● WHAT YOU ARE ASKED TO DO:
Show every line of the records below that contains the word "rejstřík".

● DATA EXCERPTS:
------------------------------------------------------------

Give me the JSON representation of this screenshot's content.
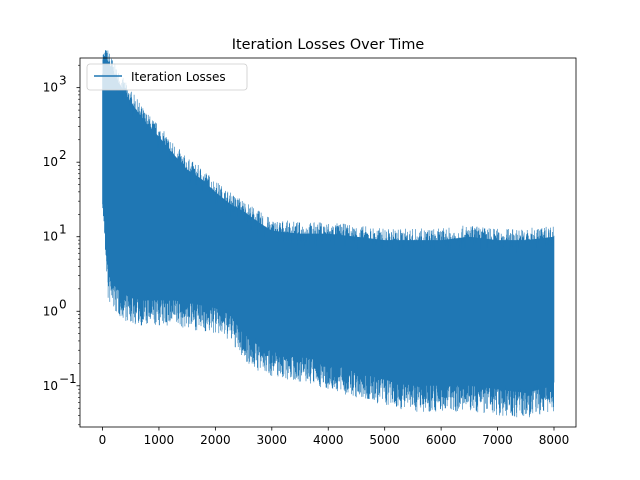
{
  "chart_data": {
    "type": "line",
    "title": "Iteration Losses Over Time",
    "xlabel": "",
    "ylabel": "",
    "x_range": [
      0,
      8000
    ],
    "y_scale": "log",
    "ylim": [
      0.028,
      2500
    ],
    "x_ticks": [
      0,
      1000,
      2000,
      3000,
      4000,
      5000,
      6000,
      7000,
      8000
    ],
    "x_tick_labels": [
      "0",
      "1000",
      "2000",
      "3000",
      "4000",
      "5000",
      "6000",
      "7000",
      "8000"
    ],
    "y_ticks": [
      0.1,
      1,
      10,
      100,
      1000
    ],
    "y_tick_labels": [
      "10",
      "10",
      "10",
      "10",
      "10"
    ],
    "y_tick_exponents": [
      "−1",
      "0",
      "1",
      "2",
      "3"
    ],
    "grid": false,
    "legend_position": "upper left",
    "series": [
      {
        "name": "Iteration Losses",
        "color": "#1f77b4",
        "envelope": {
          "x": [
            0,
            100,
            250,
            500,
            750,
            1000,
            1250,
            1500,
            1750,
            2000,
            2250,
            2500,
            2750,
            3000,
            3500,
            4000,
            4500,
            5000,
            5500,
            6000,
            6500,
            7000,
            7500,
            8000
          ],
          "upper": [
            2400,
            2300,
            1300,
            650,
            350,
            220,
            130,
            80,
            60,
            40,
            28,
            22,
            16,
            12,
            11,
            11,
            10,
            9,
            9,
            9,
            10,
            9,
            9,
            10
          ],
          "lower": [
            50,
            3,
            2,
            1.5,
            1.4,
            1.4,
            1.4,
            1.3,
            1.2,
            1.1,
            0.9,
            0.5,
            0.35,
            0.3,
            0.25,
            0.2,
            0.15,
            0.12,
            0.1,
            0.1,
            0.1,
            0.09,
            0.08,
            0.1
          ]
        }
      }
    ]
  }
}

------------------------------------------------------------

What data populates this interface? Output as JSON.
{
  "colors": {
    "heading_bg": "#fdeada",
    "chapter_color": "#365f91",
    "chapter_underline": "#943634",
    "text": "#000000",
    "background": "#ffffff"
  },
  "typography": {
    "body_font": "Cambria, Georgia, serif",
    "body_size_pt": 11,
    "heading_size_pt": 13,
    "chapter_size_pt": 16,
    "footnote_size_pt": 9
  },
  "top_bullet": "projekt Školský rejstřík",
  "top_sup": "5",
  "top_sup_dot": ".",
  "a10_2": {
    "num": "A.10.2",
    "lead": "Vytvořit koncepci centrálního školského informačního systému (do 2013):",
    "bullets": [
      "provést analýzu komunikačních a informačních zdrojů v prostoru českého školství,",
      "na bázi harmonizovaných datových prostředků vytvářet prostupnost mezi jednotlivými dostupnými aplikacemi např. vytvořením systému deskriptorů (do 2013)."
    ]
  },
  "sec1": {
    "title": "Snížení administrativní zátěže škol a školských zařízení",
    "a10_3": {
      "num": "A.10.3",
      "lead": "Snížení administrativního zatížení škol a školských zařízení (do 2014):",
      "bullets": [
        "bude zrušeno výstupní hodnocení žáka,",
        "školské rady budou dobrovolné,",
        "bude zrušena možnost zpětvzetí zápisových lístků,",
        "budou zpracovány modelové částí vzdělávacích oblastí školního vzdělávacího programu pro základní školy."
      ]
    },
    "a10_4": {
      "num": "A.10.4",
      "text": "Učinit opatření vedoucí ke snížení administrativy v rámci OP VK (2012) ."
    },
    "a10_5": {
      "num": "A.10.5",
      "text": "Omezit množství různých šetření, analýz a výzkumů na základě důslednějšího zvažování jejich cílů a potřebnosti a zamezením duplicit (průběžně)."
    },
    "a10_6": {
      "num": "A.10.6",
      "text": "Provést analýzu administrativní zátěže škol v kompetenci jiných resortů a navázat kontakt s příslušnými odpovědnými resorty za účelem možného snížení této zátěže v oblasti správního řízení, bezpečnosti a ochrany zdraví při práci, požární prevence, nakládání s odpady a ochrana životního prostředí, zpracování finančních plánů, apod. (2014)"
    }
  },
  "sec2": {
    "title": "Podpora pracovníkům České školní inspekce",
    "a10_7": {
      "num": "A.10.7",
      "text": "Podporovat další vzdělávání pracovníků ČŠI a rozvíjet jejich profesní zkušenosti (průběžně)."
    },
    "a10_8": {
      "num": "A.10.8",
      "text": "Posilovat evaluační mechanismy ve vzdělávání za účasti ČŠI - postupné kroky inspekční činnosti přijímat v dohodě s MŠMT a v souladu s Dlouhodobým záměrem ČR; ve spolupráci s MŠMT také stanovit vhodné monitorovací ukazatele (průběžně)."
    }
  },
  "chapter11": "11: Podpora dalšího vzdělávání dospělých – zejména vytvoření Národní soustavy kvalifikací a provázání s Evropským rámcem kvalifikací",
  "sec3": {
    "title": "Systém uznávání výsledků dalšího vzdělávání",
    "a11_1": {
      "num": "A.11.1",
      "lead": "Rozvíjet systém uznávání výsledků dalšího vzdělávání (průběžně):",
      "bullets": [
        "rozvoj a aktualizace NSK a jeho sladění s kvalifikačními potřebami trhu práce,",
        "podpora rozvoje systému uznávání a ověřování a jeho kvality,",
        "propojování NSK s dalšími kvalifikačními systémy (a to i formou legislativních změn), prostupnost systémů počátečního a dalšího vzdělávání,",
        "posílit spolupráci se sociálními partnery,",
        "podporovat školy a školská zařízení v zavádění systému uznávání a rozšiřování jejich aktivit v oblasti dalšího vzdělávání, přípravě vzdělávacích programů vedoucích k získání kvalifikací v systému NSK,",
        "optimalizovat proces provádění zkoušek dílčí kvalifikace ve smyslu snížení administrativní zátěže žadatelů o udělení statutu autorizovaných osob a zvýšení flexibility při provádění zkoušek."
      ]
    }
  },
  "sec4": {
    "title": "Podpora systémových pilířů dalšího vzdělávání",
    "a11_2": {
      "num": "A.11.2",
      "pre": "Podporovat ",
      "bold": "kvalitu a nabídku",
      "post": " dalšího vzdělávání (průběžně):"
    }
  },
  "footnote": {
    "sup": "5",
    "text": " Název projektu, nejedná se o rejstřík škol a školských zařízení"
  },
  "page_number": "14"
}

------------------------------------------------------------

● WORKED ANSWER:
  "top_bullet": "projekt Školský rejstřík",
    "text": " Název projektu, nejedná se o rejstřík škol a školských zařízení"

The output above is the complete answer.